+++ INFORMATION PROVIDED

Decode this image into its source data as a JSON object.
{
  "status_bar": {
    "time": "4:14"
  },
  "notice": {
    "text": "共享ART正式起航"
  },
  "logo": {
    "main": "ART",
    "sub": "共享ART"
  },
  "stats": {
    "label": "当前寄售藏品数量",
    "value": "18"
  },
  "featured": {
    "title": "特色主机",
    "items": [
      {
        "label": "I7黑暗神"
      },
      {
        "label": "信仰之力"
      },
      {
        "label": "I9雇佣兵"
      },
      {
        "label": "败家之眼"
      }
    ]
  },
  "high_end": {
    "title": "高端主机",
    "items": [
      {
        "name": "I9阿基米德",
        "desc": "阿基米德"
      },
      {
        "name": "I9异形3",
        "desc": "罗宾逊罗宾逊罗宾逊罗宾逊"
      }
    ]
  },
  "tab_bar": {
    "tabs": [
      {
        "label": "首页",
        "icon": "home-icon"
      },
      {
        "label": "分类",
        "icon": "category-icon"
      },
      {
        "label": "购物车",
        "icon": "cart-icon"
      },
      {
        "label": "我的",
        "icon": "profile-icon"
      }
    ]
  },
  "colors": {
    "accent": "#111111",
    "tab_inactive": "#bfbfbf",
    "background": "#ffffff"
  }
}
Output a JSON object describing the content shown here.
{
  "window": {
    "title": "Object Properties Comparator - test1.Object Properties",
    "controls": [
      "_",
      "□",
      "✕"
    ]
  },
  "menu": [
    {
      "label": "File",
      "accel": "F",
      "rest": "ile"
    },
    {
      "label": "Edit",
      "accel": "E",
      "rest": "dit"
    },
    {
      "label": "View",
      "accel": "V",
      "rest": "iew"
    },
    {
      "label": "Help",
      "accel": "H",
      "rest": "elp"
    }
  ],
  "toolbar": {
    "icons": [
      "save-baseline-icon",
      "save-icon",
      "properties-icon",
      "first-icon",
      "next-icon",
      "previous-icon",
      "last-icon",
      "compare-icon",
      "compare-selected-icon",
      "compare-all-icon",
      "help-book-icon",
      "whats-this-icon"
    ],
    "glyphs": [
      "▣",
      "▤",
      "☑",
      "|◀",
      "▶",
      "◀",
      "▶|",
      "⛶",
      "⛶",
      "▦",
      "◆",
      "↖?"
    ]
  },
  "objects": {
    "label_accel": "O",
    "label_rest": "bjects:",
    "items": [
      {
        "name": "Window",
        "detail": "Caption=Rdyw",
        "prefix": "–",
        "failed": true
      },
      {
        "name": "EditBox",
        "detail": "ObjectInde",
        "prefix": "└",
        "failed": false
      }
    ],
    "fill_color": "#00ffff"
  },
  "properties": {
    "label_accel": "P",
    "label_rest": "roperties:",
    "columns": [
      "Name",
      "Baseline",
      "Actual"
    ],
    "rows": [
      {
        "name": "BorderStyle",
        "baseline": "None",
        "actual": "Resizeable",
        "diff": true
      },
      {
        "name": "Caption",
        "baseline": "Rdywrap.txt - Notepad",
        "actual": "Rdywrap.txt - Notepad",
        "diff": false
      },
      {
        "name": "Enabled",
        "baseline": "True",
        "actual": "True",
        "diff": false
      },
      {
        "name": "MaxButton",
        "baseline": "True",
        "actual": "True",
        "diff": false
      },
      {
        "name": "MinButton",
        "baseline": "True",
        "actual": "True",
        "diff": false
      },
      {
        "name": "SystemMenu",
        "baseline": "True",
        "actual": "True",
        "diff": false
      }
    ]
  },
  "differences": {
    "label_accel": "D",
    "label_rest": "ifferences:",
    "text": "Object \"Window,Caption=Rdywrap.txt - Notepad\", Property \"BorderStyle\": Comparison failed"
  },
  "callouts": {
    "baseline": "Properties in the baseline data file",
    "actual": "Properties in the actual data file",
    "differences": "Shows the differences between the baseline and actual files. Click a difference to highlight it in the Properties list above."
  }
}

++++++

## THE REQUEST
Print back all the lines verbatim.

## RESULT OF THIS EXERCISE
Decode this image into its source data as a JSON object.
{
  "status_bar": {
    "time": "4:14"
  },
  "notice": {
    "text": "共享ART正式起航"
  },
  "logo": {
    "main": "ART",
    "sub": "共享ART"
  },
  "stats": {
    "label": "当前寄售藏品数量",
    "value": "18"
  },
  "featured": {
    "title": "特色主机",
    "items": [
      {
        "label": "I7黑暗神"
      },
      {
        "label": "信仰之力"
      },
      {
        "label": "I9雇佣兵"
      },
      {
        "label": "败家之眼"
      }
    ]
  },
  "high_end": {
    "title": "高端主机",
    "items": [
      {
        "name": "I9阿基米德",
        "desc": "阿基米德"
      },
      {
        "name": "I9异形3",
        "desc": "罗宾逊罗宾逊罗宾逊罗宾逊"
      }
    ]
  },
  "tab_bar": {
    "tabs": [
      {
        "label": "首页",
        "icon": "home-icon"
      },
      {
        "label": "分类",
        "icon": "category-icon"
      },
      {
        "label": "购物车",
        "icon": "cart-icon"
      },
      {
        "label": "我的",
        "icon": "profile-icon"
      }
    ]
  },
  "colors": {
    "accent": "#111111",
    "tab_inactive": "#bfbfbf",
    "background": "#ffffff"
  }
}
Output a JSON object describing the content shown here.
{
  "window": {
    "title": "Object Properties Comparator - test1.Object Properties",
    "controls": [
      "_",
      "□",
      "✕"
    ]
  },
  "menu": [
    {
      "label": "File",
      "accel": "F",
      "rest": "ile"
    },
    {
      "label": "Edit",
      "accel": "E",
      "rest": "dit"
    },
    {
      "label": "View",
      "accel": "V",
      "rest": "iew"
    },
    {
      "label": "Help",
      "accel": "H",
      "rest": "elp"
    }
  ],
  "toolbar": {
    "icons": [
      "save-baseline-icon",
      "save-icon",
      "properties-icon",
      "first-icon",
      "next-icon",
      "previous-icon",
      "last-icon",
      "compare-icon",
      "compare-selected-icon",
      "compare-all-icon",
      "help-book-icon",
      "whats-this-icon"
    ],
    "glyphs": [
      "▣",
      "▤",
      "☑",
      "|◀",
      "▶",
      "◀",
      "▶|",
      "⛶",
      "⛶",
      "▦",
      "◆",
      "↖?"
    ]
  },
  "objects": {
    "label_accel": "O",
    "label_rest": "bjects:",
    "items": [
      {
        "name": "Window",
        "detail": "Caption=Rdyw",
        "prefix": "–",
        "failed": true
      },
      {
        "name": "EditBox",
        "detail": "ObjectInde",
        "prefix": "└",
        "failed": false
      }
    ],
    "fill_color": "#00ffff"
  },
  "properties": {
    "label_accel": "P",
    "label_rest": "roperties:",
    "columns": [
      "Name",
      "Baseline",
      "Actual"
    ],
    "rows": [
      {
        "name": "BorderStyle",
        "baseline": "None",
        "actual": "Resizeable",
        "diff": true
      },
      {
        "name": "Caption",
        "baseline": "Rdywrap.txt - Notepad",
        "actual": "Rdywrap.txt - Notepad",
        "diff": false
      },
      {
        "name": "Enabled",
        "baseline": "True",
        "actual": "True",
        "diff": false
      },
      {
        "name": "MaxButton",
        "baseline": "True",
        "actual": "True",
        "diff": false
      },
      {
        "name": "MinButton",
        "baseline": "True",
        "actual": "True",
        "diff": false
      },
      {
        "name": "SystemMenu",
        "baseline": "True",
        "actual": "True",
        "diff": false
      }
    ]
  },
  "differences": {
    "label_accel": "D",
    "label_rest": "ifferences:",
    "text": "Object \"Window,Caption=Rdywrap.txt - Notepad\", Property \"BorderStyle\": Comparison failed"
  },
  "callouts": {
    "baseline": "Properties in the baseline data file",
    "actual": "Properties in the actual data file",
    "differences": "Shows the differences between the baseline and actual files. Click a difference to highlight it in the Properties list above."
  }
}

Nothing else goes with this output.